REQUIREMENT
Extract precisely the lines that run from the line containing "Parse this screenshot: output" to the end of the records below, with both ends included and pictures omitted.

DATA FOR THIS TASK

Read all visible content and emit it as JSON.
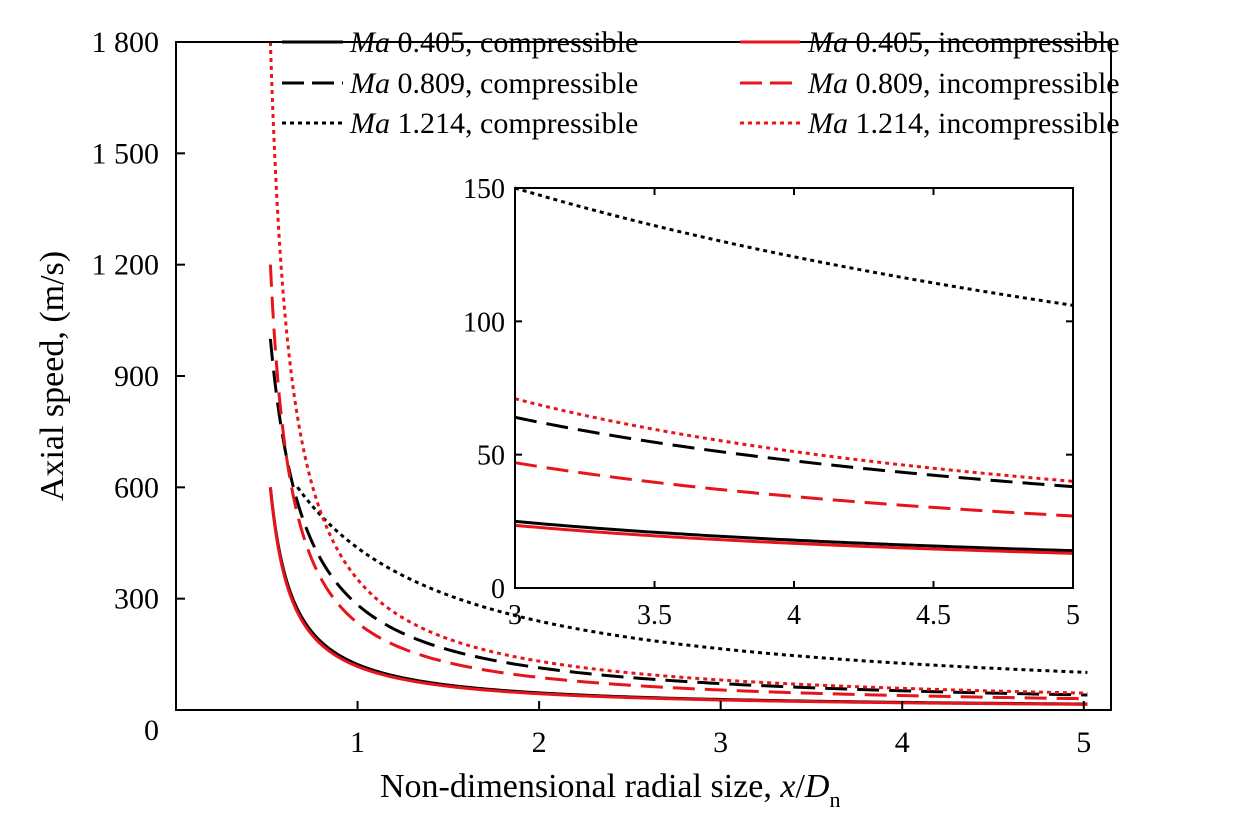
{
  "chart_data": {
    "type": "line",
    "title": "",
    "xlabel_main": "Non-dimensional radial size, ",
    "xlabel_var": "x",
    "xlabel_slash": "/",
    "xlabel_D": "D",
    "xlabel_sub": "n",
    "ylabel": "Axial speed, (m/s)",
    "xlim": [
      0,
      5.15
    ],
    "ylim": [
      0,
      1800
    ],
    "x_ticks": [
      1,
      2,
      3,
      4,
      5
    ],
    "x_tick_labels": [
      "1",
      "2",
      "3",
      "4",
      "5"
    ],
    "y_ticks": [
      0,
      300,
      600,
      900,
      1200,
      1500,
      1800
    ],
    "y_tick_labels": [
      "0",
      "300",
      "600",
      "900",
      "1 200",
      "1 500",
      "1 800"
    ],
    "legend_ma": "Ma",
    "series": [
      {
        "name": "Ma 0.405, compressible",
        "mach": "0.405",
        "kind": "compressible",
        "color": "#000000",
        "style": "solid",
        "x_start": 0.52,
        "y_start": 600,
        "K": 74
      },
      {
        "name": "Ma 0.405, incompressible",
        "mach": "0.405",
        "kind": "incompressible",
        "color": "#e8141b",
        "style": "solid",
        "x_start": 0.52,
        "y_start": 600,
        "K": 70
      },
      {
        "name": "Ma 0.809, compressible",
        "mach": "0.809",
        "kind": "compressible",
        "color": "#000000",
        "style": "dashed",
        "x_start": 0.52,
        "y_start": 1000,
        "K": 190
      },
      {
        "name": "Ma 0.809, incompressible",
        "mach": "0.809",
        "kind": "incompressible",
        "color": "#e8141b",
        "style": "dashed",
        "x_start": 0.52,
        "y_start": 1200,
        "K": 140
      },
      {
        "name": "Ma 1.214, compressible",
        "mach": "1.214",
        "kind": "compressible",
        "color": "#000000",
        "style": "dotted",
        "x_start": 0.67,
        "y_start": 600,
        "K": 530
      },
      {
        "name": "Ma 1.214, incompressible",
        "mach": "1.214",
        "kind": "incompressible",
        "color": "#e8141b",
        "style": "dotted",
        "x_start": 0.52,
        "y_start": 1800,
        "K": 210
      }
    ],
    "inset": {
      "xlim": [
        3,
        5
      ],
      "ylim": [
        0,
        150
      ],
      "x_ticks": [
        3,
        3.5,
        4,
        4.5,
        5
      ],
      "x_tick_labels": [
        "3",
        "3.5",
        "4",
        "4.5",
        "5"
      ],
      "y_ticks": [
        0,
        50,
        100,
        150
      ],
      "y_tick_labels": [
        "0",
        "50",
        "100",
        "150"
      ],
      "series": [
        {
          "ref": 0,
          "y_at_3": 25,
          "y_at_5": 14
        },
        {
          "ref": 1,
          "y_at_3": 23.5,
          "y_at_5": 13
        },
        {
          "ref": 2,
          "y_at_3": 64,
          "y_at_5": 38
        },
        {
          "ref": 3,
          "y_at_3": 47,
          "y_at_5": 27
        },
        {
          "ref": 4,
          "y_at_3": 150,
          "y_at_5": 106
        },
        {
          "ref": 5,
          "y_at_3": 71,
          "y_at_5": 40
        }
      ]
    }
  }
}
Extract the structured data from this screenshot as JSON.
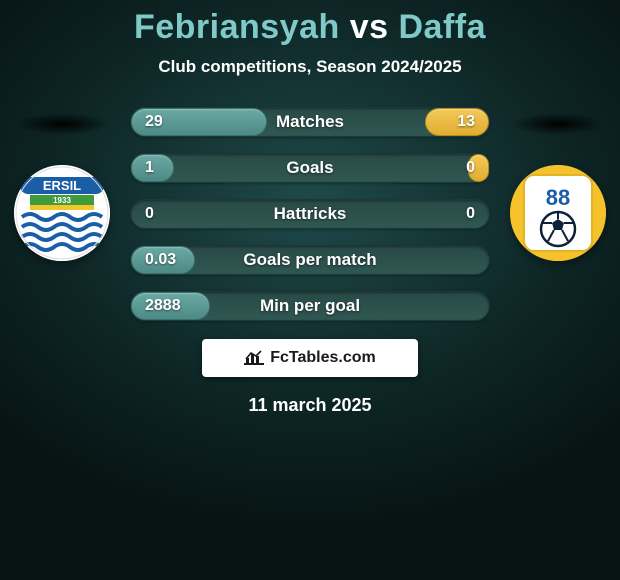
{
  "title": {
    "player1": "Febriansyah",
    "vs": "vs",
    "player2": "Daffa"
  },
  "subtitle": "Club competitions, Season 2024/2025",
  "stats": [
    {
      "label": "Matches",
      "left_val": "29",
      "right_val": "13",
      "left_pct": 38,
      "right_pct": 18
    },
    {
      "label": "Goals",
      "left_val": "1",
      "right_val": "0",
      "left_pct": 12,
      "right_pct": 6
    },
    {
      "label": "Hattricks",
      "left_val": "0",
      "right_val": "0",
      "left_pct": 0,
      "right_pct": 0
    },
    {
      "label": "Goals per match",
      "left_val": "0.03",
      "right_val": "",
      "left_pct": 18,
      "right_pct": 0
    },
    {
      "label": "Min per goal",
      "left_val": "2888",
      "right_val": "",
      "left_pct": 22,
      "right_pct": 0
    }
  ],
  "footer_badge": "FcTables.com",
  "date": "11 march 2025",
  "colors": {
    "background_gradient_inner": "#1f4a4a",
    "background_gradient_outer": "#071414",
    "name_color": "#7fc9c9",
    "bar_track": "#305752",
    "bar_left": "#4e8a85",
    "bar_right": "#e0ad2e",
    "text": "#ffffff",
    "badge_bg": "#ffffff",
    "badge_text": "#1a1a1a"
  },
  "logo_left": {
    "top_text": "ERSIL",
    "year": "1933",
    "outer_ring": "#fefefe",
    "banner": "#1a5ea8",
    "mid_band": "#3f9b3c",
    "lower_band": "#f2c72b",
    "waves_bg": "#ffffff",
    "waves": "#1a5ea8"
  },
  "logo_right": {
    "outer": "#f6c22b",
    "panel": "#ffffff",
    "number": "88",
    "number_color": "#1a5ea8",
    "ball_outline": "#0d2238"
  }
}
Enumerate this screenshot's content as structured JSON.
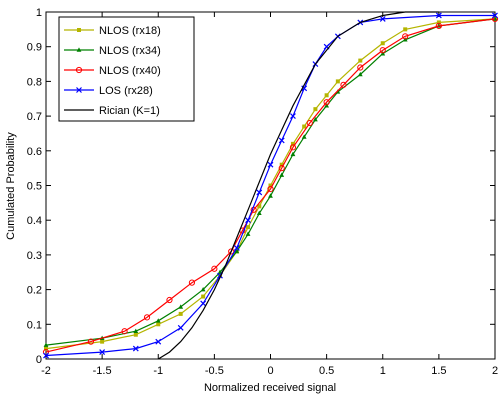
{
  "chart_data": {
    "type": "line",
    "title": "",
    "xlabel": "Normalized received signal",
    "ylabel": "Cumulated Probability",
    "xlim": [
      -2,
      2
    ],
    "ylim": [
      0,
      1
    ],
    "xticks": [
      "-2",
      "-1.5",
      "-1",
      "-0.5",
      "0",
      "0.5",
      "1",
      "1.5",
      "2"
    ],
    "yticks": [
      "0",
      "0.1",
      "0.2",
      "0.3",
      "0.4",
      "0.5",
      "0.6",
      "0.7",
      "0.8",
      "0.9",
      "1"
    ],
    "grid": false,
    "legend_position": "top-left",
    "series": [
      {
        "name": "NLOS (rx18)",
        "color": "#b5b500",
        "marker": "dot",
        "points": [
          [
            -2.0,
            0.03
          ],
          [
            -1.5,
            0.05
          ],
          [
            -1.2,
            0.07
          ],
          [
            -1.0,
            0.1
          ],
          [
            -0.8,
            0.13
          ],
          [
            -0.6,
            0.18
          ],
          [
            -0.45,
            0.24
          ],
          [
            -0.3,
            0.31
          ],
          [
            -0.2,
            0.38
          ],
          [
            -0.1,
            0.44
          ],
          [
            0.0,
            0.5
          ],
          [
            0.1,
            0.56
          ],
          [
            0.2,
            0.62
          ],
          [
            0.3,
            0.67
          ],
          [
            0.4,
            0.72
          ],
          [
            0.5,
            0.76
          ],
          [
            0.6,
            0.8
          ],
          [
            0.8,
            0.86
          ],
          [
            1.0,
            0.91
          ],
          [
            1.2,
            0.95
          ],
          [
            1.5,
            0.97
          ],
          [
            2.0,
            0.98
          ]
        ]
      },
      {
        "name": "NLOS (rx34)",
        "color": "#008000",
        "marker": "triangle",
        "points": [
          [
            -2.0,
            0.04
          ],
          [
            -1.5,
            0.06
          ],
          [
            -1.2,
            0.08
          ],
          [
            -1.0,
            0.11
          ],
          [
            -0.8,
            0.15
          ],
          [
            -0.6,
            0.2
          ],
          [
            -0.45,
            0.25
          ],
          [
            -0.3,
            0.31
          ],
          [
            -0.2,
            0.36
          ],
          [
            -0.1,
            0.42
          ],
          [
            0.0,
            0.47
          ],
          [
            0.1,
            0.53
          ],
          [
            0.2,
            0.59
          ],
          [
            0.3,
            0.64
          ],
          [
            0.4,
            0.69
          ],
          [
            0.5,
            0.73
          ],
          [
            0.6,
            0.77
          ],
          [
            0.8,
            0.82
          ],
          [
            1.0,
            0.88
          ],
          [
            1.2,
            0.92
          ],
          [
            1.5,
            0.96
          ],
          [
            2.0,
            0.98
          ]
        ]
      },
      {
        "name": "NLOS (rx40)",
        "color": "#ff0000",
        "marker": "circle",
        "points": [
          [
            -2.0,
            0.02
          ],
          [
            -1.6,
            0.05
          ],
          [
            -1.3,
            0.08
          ],
          [
            -1.1,
            0.12
          ],
          [
            -0.9,
            0.17
          ],
          [
            -0.7,
            0.22
          ],
          [
            -0.5,
            0.26
          ],
          [
            -0.35,
            0.31
          ],
          [
            -0.25,
            0.37
          ],
          [
            -0.15,
            0.43
          ],
          [
            0.0,
            0.49
          ],
          [
            0.1,
            0.55
          ],
          [
            0.2,
            0.61
          ],
          [
            0.35,
            0.68
          ],
          [
            0.5,
            0.74
          ],
          [
            0.65,
            0.79
          ],
          [
            0.8,
            0.84
          ],
          [
            1.0,
            0.89
          ],
          [
            1.2,
            0.93
          ],
          [
            1.5,
            0.96
          ],
          [
            2.0,
            0.98
          ]
        ]
      },
      {
        "name": "LOS (rx28)",
        "color": "#0000ff",
        "marker": "x",
        "points": [
          [
            -2.0,
            0.01
          ],
          [
            -1.5,
            0.02
          ],
          [
            -1.2,
            0.03
          ],
          [
            -1.0,
            0.05
          ],
          [
            -0.8,
            0.09
          ],
          [
            -0.6,
            0.16
          ],
          [
            -0.45,
            0.24
          ],
          [
            -0.3,
            0.32
          ],
          [
            -0.2,
            0.4
          ],
          [
            -0.1,
            0.48
          ],
          [
            0.0,
            0.56
          ],
          [
            0.1,
            0.63
          ],
          [
            0.2,
            0.7
          ],
          [
            0.3,
            0.78
          ],
          [
            0.4,
            0.85
          ],
          [
            0.5,
            0.9
          ],
          [
            0.6,
            0.93
          ],
          [
            0.8,
            0.97
          ],
          [
            1.0,
            0.98
          ],
          [
            1.5,
            0.99
          ],
          [
            2.0,
            0.99
          ]
        ]
      },
      {
        "name": "Rician (K=1)",
        "color": "#000000",
        "marker": "none",
        "points": [
          [
            -1.0,
            0.0
          ],
          [
            -0.9,
            0.02
          ],
          [
            -0.8,
            0.05
          ],
          [
            -0.7,
            0.09
          ],
          [
            -0.6,
            0.14
          ],
          [
            -0.5,
            0.2
          ],
          [
            -0.4,
            0.27
          ],
          [
            -0.3,
            0.35
          ],
          [
            -0.2,
            0.43
          ],
          [
            -0.1,
            0.51
          ],
          [
            0.0,
            0.59
          ],
          [
            0.1,
            0.66
          ],
          [
            0.2,
            0.73
          ],
          [
            0.3,
            0.79
          ],
          [
            0.4,
            0.85
          ],
          [
            0.5,
            0.89
          ],
          [
            0.6,
            0.93
          ],
          [
            0.8,
            0.97
          ],
          [
            1.0,
            0.99
          ],
          [
            1.2,
            1.0
          ],
          [
            1.5,
            1.0
          ]
        ]
      }
    ]
  }
}
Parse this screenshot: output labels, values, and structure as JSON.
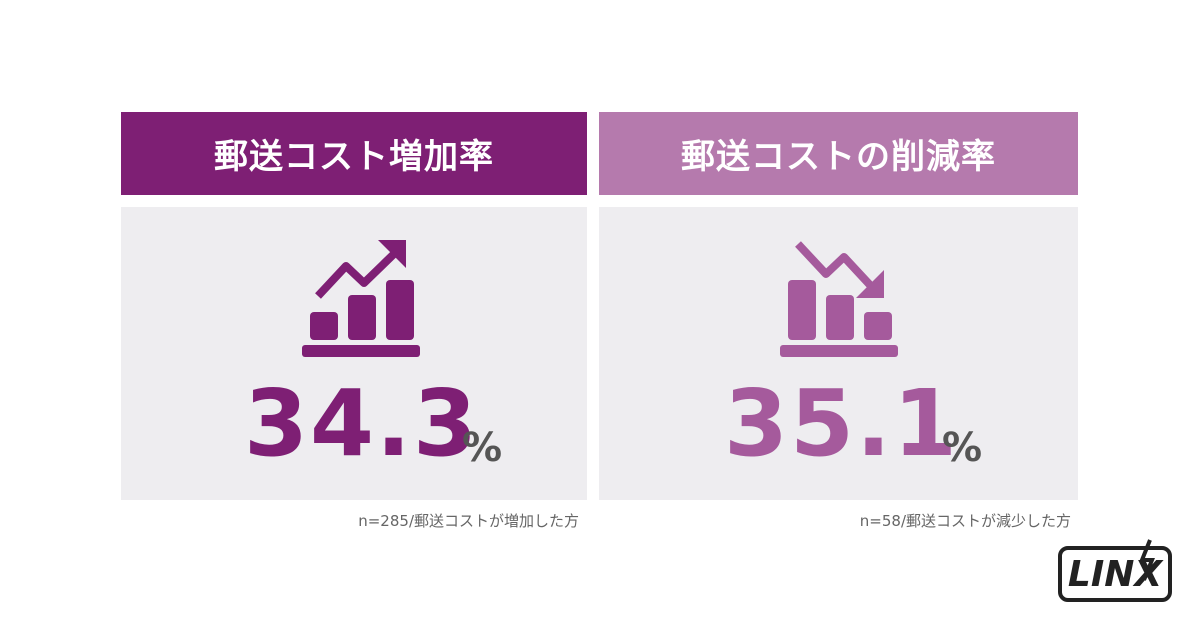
{
  "panels": [
    {
      "title": "郵送コスト増加率",
      "value": 34.3,
      "unit": "%",
      "note": "n=285/郵送コストが増加した方"
    },
    {
      "title": "郵送コストの削減率",
      "value": 35.1,
      "unit": "%",
      "note": "n=58/郵送コストが減少した方"
    }
  ],
  "logo": "LINX"
}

SOLUTION BELOW
Parse this screenshot: output labels, values, and structure as JSON.
{
  "panels": [
    {
      "title": "郵送コスト増加率",
      "value": 34.3,
      "unit": "%",
      "note": "n=285/郵送コストが増加した方"
    },
    {
      "title": "郵送コストの削減率",
      "value": 35.1,
      "unit": "%",
      "note": "n=58/郵送コストが減少した方"
    }
  ],
  "logo": "LINX"
}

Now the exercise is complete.